Congress is leaving town, a cause for celebration across the land. Except that the lawmakers are going away only for the Independence Day recess; they’ll be back.

The branch of government endowed by the Founders with the most authority wins approval from only 10 percent of the public, according to a Gallup Poll in June. No major institution ranks as low.

The dysfunction on Capitol Hill is captured by one of the best books on the process in a long time, "Act of Congress,” by Robert G. Kaiser, a veteran Washington Post correspondent and editor. What makes the case more compelling is that Kaiser tells the inside story of one of the few successful legislative ventures of recent years, the 2010 Dodd-Frank Act, which overhauled the financial regulatory system after the 2008 crash.

Dodd-Frank, Kaiser writes, was an anomaly: “An accomplishment produced by a catastrophe and by the fear engendered by that catastrophe.”

Even under those circumstances, it only succeeded thanks to the extraordinary skill of its two sponsors: Barney Frank, the Massachusetts Democrat who was then chairman of the House Banking Committee and had a “capacious intellect” matched by few in Congress, and Chris Dodd, the Connecticut Democrat who headed the Senate Banking Committee and wielded “formidable” political skills.

Partisan Freeze

Given the magnitude of the crisis, it should have been a bipartisan bill. Some Republicans, such as Tennessee Senator Bob Corker and even a few veteran members on the two committees, were inclined to support it; their party leaders made clear they would become pariahs if they did.

Voters hate this kind of politics and say they want lawmakers to find common ground. Still, they are contemptuous of backroom deals, and that is how, unfortunately, common ground is found.

One of the best anecdotes in Kaiser’s book describes a one-on-one meeting between Frank and Camden Fine, president and chief executive officer of the Independent Community Bankers of America. Fine agreed not to oppose the Consumer Financial Protection Bureau, and, in exchange, Frank promised to lessen regulatory fees for smaller banks; the big banks would pay more.

It was a good deal for both sides -- the kind that doesn’t happen very often these days.

The debate was often superficial. Frank Luntz, a Republican media strategist, advised critics to call the measure a“bailout.” That became the mantra; it wasn’t the reality. (In the still unpopular rescue of Wall Street in 2008, which was a bailout, the government ended up making money, but that doesn’t fit on a bumper sticker.)

===============

• **Written problem 1**
Answer these from the column on Congress and the Dodd-Frank Act:
(a) What share of the public approved of Congress in the June Gallup Poll?
(b) Which committee did Chris Dodd head?
(c) Who advised critics to call the measure a "bailout"?
• **Written problem 2**
Transcribe a passage from the column on Congress and the Dodd-Frank Act word for word. Begin at the words "Partisan Freeze" and stop after "would pay more.".
The records that come next were taken from a different source.

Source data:
===============

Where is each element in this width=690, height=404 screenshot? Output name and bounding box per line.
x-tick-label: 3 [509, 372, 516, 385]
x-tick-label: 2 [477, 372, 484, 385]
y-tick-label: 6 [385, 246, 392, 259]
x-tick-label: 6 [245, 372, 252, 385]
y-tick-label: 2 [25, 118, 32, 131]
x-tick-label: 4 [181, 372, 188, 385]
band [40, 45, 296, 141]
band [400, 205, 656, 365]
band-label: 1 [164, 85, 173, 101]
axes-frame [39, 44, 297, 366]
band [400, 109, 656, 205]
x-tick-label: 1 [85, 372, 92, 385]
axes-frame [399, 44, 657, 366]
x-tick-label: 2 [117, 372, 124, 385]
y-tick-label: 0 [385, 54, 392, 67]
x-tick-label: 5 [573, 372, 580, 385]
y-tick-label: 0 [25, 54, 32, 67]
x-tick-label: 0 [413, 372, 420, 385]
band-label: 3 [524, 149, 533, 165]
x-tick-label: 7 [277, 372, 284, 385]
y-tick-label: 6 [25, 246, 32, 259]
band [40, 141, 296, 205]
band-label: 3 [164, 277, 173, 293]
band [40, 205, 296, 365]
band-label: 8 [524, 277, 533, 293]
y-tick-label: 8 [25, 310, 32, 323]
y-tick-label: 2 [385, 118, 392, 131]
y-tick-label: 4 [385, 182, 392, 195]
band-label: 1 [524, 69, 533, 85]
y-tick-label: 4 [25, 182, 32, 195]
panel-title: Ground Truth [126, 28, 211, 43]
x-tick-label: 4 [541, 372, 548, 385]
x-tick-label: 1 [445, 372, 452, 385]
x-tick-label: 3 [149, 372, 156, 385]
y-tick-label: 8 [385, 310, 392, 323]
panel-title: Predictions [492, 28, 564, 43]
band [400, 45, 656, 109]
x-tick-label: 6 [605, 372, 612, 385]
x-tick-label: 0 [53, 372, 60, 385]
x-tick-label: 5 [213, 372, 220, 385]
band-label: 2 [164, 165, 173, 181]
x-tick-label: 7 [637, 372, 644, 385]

===============

• **Expected output 1**
(a) 10 percent
(b) The Senate Banking Committee
(c) Frank Luntz, a Republican media strategist

• **Expected output 2**
Partisan Freeze

Given the magnitude of the crisis, it should have been a bipartisan bill. Some Republicans, such as Tennessee Senator Bob Corker and even a few veteran members on the two committees, were inclined to support it; their party leaders made clear they would become pariahs if they did.

Voters hate this kind of politics and say they want lawmakers to find common ground. Still, they are contemptuous of backroom deals, and that is how, unfortunately, common ground is found.

One of the best anecdotes in Kaiser’s book describes a one-on-one meeting between Frank and Camden Fine, president and chief executive officer of the Independent Community Bankers of America. Fine agreed not to oppose the Consumer Financial Protection Bureau, and, in exchange, Frank promised to lessen regulatory fees for smaller banks; the big banks would pay more.